> _Directions_: Look below for the line containing "Reverse-engineer this chart into JSON.". Output it and each remaining line of the entries exactly, and nothing else.

** start The data **

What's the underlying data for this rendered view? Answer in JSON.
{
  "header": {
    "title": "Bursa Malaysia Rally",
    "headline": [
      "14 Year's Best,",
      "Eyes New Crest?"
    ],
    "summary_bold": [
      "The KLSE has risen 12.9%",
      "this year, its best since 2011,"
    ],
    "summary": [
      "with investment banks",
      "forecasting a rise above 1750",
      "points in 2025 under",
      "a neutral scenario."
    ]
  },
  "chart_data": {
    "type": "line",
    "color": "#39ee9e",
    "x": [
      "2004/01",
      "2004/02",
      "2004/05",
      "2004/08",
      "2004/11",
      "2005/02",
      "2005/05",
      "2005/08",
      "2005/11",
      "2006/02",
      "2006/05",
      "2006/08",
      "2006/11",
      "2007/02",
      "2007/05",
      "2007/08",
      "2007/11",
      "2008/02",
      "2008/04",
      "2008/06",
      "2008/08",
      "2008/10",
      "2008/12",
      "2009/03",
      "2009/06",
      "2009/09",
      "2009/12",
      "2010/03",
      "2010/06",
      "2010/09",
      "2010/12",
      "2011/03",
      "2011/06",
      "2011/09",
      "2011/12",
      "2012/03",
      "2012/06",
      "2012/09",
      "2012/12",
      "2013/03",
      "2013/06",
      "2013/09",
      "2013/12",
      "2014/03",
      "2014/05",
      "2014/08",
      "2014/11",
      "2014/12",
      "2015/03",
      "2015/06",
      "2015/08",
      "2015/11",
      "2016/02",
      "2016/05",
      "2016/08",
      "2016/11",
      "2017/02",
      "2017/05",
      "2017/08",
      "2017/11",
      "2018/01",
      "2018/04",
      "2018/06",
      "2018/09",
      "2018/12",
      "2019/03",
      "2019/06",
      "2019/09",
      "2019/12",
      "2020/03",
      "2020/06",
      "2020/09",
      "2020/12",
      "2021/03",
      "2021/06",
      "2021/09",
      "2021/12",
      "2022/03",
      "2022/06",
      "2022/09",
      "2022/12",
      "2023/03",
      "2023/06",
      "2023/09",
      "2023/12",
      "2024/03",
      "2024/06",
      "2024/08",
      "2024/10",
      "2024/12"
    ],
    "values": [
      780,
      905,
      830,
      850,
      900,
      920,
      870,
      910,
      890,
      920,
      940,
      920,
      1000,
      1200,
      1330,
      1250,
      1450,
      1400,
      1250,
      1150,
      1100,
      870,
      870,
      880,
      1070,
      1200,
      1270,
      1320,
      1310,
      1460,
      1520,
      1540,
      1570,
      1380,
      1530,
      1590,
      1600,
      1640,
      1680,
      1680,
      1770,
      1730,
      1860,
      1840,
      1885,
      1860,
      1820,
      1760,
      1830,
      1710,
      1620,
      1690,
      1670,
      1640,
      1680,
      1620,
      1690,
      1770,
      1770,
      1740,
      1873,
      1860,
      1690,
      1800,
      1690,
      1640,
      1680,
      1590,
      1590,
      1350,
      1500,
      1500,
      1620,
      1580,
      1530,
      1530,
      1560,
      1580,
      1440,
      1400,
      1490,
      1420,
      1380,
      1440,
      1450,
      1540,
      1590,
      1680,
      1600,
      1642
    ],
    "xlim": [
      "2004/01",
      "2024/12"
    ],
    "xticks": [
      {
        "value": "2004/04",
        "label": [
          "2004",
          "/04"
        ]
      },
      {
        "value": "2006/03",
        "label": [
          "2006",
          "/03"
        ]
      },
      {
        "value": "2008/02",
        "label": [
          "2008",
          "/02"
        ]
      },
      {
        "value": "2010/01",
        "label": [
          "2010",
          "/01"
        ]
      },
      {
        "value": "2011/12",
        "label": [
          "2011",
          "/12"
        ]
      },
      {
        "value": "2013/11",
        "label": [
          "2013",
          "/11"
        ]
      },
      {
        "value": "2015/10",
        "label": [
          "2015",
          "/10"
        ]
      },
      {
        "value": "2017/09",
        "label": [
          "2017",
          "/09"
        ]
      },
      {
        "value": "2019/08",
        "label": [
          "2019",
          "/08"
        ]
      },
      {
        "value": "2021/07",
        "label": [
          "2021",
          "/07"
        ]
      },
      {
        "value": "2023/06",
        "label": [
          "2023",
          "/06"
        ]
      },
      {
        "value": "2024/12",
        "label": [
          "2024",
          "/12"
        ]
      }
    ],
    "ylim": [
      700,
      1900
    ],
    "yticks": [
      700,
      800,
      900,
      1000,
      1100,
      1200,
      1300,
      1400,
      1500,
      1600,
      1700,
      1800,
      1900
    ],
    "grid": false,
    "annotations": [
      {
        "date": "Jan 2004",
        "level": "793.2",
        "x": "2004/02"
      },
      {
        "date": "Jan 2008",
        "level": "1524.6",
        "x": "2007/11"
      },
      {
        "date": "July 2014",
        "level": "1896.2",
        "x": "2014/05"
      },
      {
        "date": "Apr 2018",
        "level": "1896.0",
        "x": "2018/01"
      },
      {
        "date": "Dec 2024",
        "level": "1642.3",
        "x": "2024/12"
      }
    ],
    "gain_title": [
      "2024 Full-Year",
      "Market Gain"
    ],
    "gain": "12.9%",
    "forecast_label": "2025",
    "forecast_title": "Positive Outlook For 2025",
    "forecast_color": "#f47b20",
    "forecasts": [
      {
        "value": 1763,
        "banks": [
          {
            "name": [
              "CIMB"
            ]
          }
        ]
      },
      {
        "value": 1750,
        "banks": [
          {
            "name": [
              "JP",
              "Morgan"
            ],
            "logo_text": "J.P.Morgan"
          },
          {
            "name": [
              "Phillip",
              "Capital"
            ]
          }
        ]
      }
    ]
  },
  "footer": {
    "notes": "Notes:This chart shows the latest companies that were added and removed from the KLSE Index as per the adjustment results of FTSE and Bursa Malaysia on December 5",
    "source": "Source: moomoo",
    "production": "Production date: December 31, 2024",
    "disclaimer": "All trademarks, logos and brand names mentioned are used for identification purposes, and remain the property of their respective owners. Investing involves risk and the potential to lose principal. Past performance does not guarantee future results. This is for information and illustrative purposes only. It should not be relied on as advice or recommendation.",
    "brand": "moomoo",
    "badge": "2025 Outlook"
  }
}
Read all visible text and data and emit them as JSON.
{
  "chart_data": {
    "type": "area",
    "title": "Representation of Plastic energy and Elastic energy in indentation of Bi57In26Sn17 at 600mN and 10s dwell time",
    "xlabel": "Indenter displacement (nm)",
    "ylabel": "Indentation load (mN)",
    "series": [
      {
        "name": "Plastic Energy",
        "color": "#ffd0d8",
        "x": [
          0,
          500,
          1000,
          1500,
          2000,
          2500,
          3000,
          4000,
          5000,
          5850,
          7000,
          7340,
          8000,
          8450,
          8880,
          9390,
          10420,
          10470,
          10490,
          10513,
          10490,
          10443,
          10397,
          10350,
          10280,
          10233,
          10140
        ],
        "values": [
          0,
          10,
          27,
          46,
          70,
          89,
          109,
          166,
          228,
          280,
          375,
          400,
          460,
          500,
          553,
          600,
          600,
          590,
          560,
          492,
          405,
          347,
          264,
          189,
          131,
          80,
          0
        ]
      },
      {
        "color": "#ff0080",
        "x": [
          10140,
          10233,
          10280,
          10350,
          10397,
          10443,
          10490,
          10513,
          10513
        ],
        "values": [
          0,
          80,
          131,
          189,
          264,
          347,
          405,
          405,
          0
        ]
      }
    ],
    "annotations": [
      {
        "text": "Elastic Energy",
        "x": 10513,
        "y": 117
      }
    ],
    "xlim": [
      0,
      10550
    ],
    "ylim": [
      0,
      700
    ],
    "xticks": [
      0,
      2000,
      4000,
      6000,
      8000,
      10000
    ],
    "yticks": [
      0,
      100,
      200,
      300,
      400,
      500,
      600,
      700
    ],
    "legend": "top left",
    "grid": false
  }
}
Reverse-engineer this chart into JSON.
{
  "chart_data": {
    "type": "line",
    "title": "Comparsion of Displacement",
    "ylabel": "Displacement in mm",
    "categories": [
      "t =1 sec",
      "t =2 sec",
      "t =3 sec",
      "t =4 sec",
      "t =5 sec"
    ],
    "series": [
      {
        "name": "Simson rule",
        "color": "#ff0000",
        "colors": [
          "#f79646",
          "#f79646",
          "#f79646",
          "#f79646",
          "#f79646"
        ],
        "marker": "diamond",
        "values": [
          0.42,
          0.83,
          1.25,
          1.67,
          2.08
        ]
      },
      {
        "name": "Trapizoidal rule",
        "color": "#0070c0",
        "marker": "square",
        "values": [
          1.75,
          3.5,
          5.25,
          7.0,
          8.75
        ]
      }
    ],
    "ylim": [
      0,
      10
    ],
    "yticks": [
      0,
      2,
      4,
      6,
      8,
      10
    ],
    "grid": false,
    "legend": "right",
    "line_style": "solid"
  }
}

** end The data **

> _Task solution_:
Reverse-engineer this chart into JSON.
{
  "chart_data": {
    "type": "line",
    "title": "Comparsion of Displacement",
    "ylabel": "Displacement in mm",
    "categories": [
      "t =1 sec",
      "t =2 sec",
      "t =3 sec",
      "t =4 sec",
      "t =5 sec"
    ],
    "series": [
      {
        "name": "Simson rule",
        "color": "#ff0000",
        "colors": [
          "#f79646",
          "#f79646",
          "#f79646",
          "#f79646",
          "#f79646"
        ],
        "marker": "diamond",
        "values": [
          0.42,
          0.83,
          1.25,
          1.67,
          2.08
        ]
      },
      {
        "name": "Trapizoidal rule",
        "color": "#0070c0",
        "marker": "square",
        "values": [
          1.75,
          3.5,
          5.25,
          7.0,
          8.75
        ]
      }
    ],
    "ylim": [
      0,
      10
    ],
    "yticks": [
      0,
      2,
      4,
      6,
      8,
      10
    ],
    "grid": false,
    "legend": "right",
    "line_style": "solid"
  }
}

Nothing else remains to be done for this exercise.